* Task to carry out *
Reproduce the lines below, switching every "dish-cell" to "menu-cell" and leaving everything else untouched.

*-*-*

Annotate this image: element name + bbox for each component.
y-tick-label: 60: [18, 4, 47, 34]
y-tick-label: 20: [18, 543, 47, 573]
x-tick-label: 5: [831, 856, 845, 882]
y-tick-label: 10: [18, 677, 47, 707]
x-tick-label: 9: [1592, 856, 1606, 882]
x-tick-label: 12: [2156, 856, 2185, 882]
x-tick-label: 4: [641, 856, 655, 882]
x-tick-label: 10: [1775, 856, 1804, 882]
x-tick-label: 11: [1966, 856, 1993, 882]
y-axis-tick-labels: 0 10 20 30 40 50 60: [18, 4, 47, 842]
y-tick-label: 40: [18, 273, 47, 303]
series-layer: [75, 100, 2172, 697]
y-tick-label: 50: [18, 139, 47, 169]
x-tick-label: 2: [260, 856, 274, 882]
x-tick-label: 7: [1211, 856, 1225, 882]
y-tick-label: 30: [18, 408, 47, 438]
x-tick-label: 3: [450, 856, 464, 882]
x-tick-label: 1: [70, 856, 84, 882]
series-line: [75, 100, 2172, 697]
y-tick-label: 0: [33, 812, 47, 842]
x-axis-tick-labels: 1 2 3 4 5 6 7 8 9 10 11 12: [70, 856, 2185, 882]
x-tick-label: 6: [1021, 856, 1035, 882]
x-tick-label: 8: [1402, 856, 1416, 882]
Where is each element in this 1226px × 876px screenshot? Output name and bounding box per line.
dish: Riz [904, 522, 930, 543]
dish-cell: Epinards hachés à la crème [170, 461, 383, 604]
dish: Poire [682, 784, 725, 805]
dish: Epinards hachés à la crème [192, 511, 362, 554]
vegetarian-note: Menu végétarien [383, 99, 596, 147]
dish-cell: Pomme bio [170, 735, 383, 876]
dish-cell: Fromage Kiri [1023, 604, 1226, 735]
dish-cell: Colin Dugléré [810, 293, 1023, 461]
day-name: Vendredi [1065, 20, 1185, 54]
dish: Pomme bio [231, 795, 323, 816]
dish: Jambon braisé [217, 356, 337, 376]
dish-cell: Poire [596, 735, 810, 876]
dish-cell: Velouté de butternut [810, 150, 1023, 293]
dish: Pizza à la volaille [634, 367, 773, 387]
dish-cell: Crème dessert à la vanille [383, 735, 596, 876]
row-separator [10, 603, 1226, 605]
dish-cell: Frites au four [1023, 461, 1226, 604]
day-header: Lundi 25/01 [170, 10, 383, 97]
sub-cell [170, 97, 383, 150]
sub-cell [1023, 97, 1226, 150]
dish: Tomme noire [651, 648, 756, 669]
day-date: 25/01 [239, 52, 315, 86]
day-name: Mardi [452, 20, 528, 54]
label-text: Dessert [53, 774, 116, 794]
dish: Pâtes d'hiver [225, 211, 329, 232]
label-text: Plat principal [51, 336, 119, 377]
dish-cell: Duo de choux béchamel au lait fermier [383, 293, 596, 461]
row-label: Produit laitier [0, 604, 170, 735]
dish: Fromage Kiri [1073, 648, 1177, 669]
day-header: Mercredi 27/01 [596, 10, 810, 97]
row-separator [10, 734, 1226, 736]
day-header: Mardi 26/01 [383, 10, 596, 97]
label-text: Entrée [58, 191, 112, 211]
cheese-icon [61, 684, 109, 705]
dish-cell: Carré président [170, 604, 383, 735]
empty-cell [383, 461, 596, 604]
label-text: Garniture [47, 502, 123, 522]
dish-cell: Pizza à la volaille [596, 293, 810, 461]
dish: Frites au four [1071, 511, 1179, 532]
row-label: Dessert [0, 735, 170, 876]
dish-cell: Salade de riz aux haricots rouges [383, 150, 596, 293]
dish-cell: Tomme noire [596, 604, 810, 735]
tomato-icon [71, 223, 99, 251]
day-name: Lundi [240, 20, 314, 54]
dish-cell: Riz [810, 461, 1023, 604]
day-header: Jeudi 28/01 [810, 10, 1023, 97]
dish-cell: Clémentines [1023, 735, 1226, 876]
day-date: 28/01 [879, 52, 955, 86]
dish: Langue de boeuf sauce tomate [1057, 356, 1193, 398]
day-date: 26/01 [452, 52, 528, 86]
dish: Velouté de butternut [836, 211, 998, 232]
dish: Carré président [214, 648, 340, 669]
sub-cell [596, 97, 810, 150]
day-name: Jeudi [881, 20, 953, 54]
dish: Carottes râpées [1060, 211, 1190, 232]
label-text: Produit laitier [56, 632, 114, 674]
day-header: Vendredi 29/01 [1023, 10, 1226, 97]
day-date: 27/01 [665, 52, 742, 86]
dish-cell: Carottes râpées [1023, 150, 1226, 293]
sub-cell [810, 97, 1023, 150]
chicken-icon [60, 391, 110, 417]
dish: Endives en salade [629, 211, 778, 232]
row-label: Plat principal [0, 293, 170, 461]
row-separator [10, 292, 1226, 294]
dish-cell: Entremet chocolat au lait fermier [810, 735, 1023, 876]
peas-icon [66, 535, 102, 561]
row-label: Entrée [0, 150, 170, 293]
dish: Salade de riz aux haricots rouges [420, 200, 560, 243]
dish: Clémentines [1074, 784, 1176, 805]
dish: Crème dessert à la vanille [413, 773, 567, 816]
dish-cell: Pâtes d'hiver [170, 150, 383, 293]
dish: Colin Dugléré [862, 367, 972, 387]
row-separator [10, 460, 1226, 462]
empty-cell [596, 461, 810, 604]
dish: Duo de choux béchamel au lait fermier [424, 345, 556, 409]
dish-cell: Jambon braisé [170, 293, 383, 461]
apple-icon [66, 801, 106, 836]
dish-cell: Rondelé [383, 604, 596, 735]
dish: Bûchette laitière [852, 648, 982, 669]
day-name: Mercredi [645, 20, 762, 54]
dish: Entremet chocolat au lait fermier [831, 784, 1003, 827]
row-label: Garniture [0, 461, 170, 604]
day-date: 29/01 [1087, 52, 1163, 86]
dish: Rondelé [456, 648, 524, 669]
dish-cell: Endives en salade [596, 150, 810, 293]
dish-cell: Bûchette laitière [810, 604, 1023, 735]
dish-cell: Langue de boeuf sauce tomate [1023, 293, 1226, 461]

*-*-*

* Task answer *
Annotate this image: element name + bbox for each component.
y-tick-label: 60: [18, 4, 47, 34]
y-tick-label: 20: [18, 543, 47, 573]
x-tick-label: 5: [831, 856, 845, 882]
y-tick-label: 10: [18, 677, 47, 707]
x-tick-label: 9: [1592, 856, 1606, 882]
x-tick-label: 12: [2156, 856, 2185, 882]
x-tick-label: 4: [641, 856, 655, 882]
x-tick-label: 10: [1775, 856, 1804, 882]
x-tick-label: 11: [1966, 856, 1993, 882]
y-axis-tick-labels: 0 10 20 30 40 50 60: [18, 4, 47, 842]
y-tick-label: 40: [18, 273, 47, 303]
series-layer: [75, 100, 2172, 697]
y-tick-label: 50: [18, 139, 47, 169]
x-tick-label: 2: [260, 856, 274, 882]
x-tick-label: 7: [1211, 856, 1225, 882]
y-tick-label: 30: [18, 408, 47, 438]
x-tick-label: 3: [450, 856, 464, 882]
x-tick-label: 1: [70, 856, 84, 882]
series-line: [75, 100, 2172, 697]
y-tick-label: 0: [33, 812, 47, 842]
x-axis-tick-labels: 1 2 3 4 5 6 7 8 9 10 11 12: [70, 856, 2185, 882]
x-tick-label: 6: [1021, 856, 1035, 882]
x-tick-label: 8: [1402, 856, 1416, 882]
Where is each element in this 1226px × 876px screenshot? Output name and bounding box per line.
dish: Riz [904, 522, 930, 543]
menu-cell: Epinards hachés à la crème [170, 461, 383, 604]
dish: Poire [682, 784, 725, 805]
dish: Epinards hachés à la crème [192, 511, 362, 554]
vegetarian-note: Menu végétarien [383, 99, 596, 147]
menu-cell: Pomme bio [170, 735, 383, 876]
menu-cell: Fromage Kiri [1023, 604, 1226, 735]
menu-cell: Colin Dugléré [810, 293, 1023, 461]
day-name: Vendredi [1065, 20, 1185, 54]
dish: Pomme bio [231, 795, 323, 816]
dish: Jambon braisé [217, 356, 337, 376]
menu-cell: Poire [596, 735, 810, 876]
menu-cell: Velouté de butternut [810, 150, 1023, 293]
dish: Pizza à la volaille [634, 367, 773, 387]
menu-cell: Crème dessert à la vanille [383, 735, 596, 876]
row-separator [10, 603, 1226, 605]
menu-cell: Frites au four [1023, 461, 1226, 604]
day-header: Lundi 25/01 [170, 10, 383, 97]
sub-cell [170, 97, 383, 150]
sub-cell [1023, 97, 1226, 150]
dish: Tomme noire [651, 648, 756, 669]
day-date: 25/01 [239, 52, 315, 86]
day-name: Mardi [452, 20, 528, 54]
label-text: Dessert [53, 774, 116, 794]
dish: Pâtes d'hiver [225, 211, 329, 232]
label-text: Plat principal [51, 336, 119, 377]
menu-cell: Duo de choux béchamel au lait fermier [383, 293, 596, 461]
row-label: Produit laitier [0, 604, 170, 735]
dish: Fromage Kiri [1073, 648, 1177, 669]
day-header: Mercredi 27/01 [596, 10, 810, 97]
row-separator [10, 734, 1226, 736]
day-header: Mardi 26/01 [383, 10, 596, 97]
label-text: Entrée [58, 191, 112, 211]
cheese-icon [61, 684, 109, 705]
menu-cell: Carré président [170, 604, 383, 735]
empty-cell [383, 461, 596, 604]
label-text: Garniture [47, 502, 123, 522]
menu-cell: Pizza à la volaille [596, 293, 810, 461]
dish: Frites au four [1071, 511, 1179, 532]
row-label: Dessert [0, 735, 170, 876]
menu-cell: Salade de riz aux haricots rouges [383, 150, 596, 293]
menu-cell: Tomme noire [596, 604, 810, 735]
tomato-icon [71, 223, 99, 251]
day-name: Lundi [240, 20, 314, 54]
menu-cell: Riz [810, 461, 1023, 604]
day-header: Jeudi 28/01 [810, 10, 1023, 97]
menu-cell: Clémentines [1023, 735, 1226, 876]
day-date: 28/01 [879, 52, 955, 86]
dish: Langue de boeuf sauce tomate [1057, 356, 1193, 398]
day-date: 26/01 [452, 52, 528, 86]
dish: Velouté de butternut [836, 211, 998, 232]
dish: Carré président [214, 648, 340, 669]
sub-cell [596, 97, 810, 150]
day-name: Jeudi [881, 20, 953, 54]
dish: Carottes râpées [1060, 211, 1190, 232]
label-text: Produit laitier [56, 632, 114, 674]
day-header: Vendredi 29/01 [1023, 10, 1226, 97]
day-date: 27/01 [665, 52, 742, 86]
menu-cell: Carottes râpées [1023, 150, 1226, 293]
sub-cell [810, 97, 1023, 150]
chicken-icon [60, 391, 110, 417]
dish: Endives en salade [629, 211, 778, 232]
row-label: Plat principal [0, 293, 170, 461]
row-separator [10, 292, 1226, 294]
menu-cell: Entremet chocolat au lait fermier [810, 735, 1023, 876]
peas-icon [66, 535, 102, 561]
row-label: Entrée [0, 150, 170, 293]
dish: Salade de riz aux haricots rouges [420, 200, 560, 243]
dish: Clémentines [1074, 784, 1176, 805]
dish: Crème dessert à la vanille [413, 773, 567, 816]
menu-cell: Pâtes d'hiver [170, 150, 383, 293]
dish: Colin Dugléré [862, 367, 972, 387]
row-separator [10, 460, 1226, 462]
empty-cell [596, 461, 810, 604]
dish: Duo de choux béchamel au lait fermier [424, 345, 556, 409]
menu-cell: Jambon braisé [170, 293, 383, 461]
apple-icon [66, 801, 106, 836]
menu-cell: Rondelé [383, 604, 596, 735]
dish: Bûchette laitière [852, 648, 982, 669]
day-name: Mercredi [645, 20, 762, 54]
dish: Entremet chocolat au lait fermier [831, 784, 1003, 827]
row-label: Garniture [0, 461, 170, 604]
day-date: 29/01 [1087, 52, 1163, 86]
dish: Rondelé [456, 648, 524, 669]
menu-cell: Endives en salade [596, 150, 810, 293]
menu-cell: Bûchette laitière [810, 604, 1023, 735]
menu-cell: Langue de boeuf sauce tomate [1023, 293, 1226, 461]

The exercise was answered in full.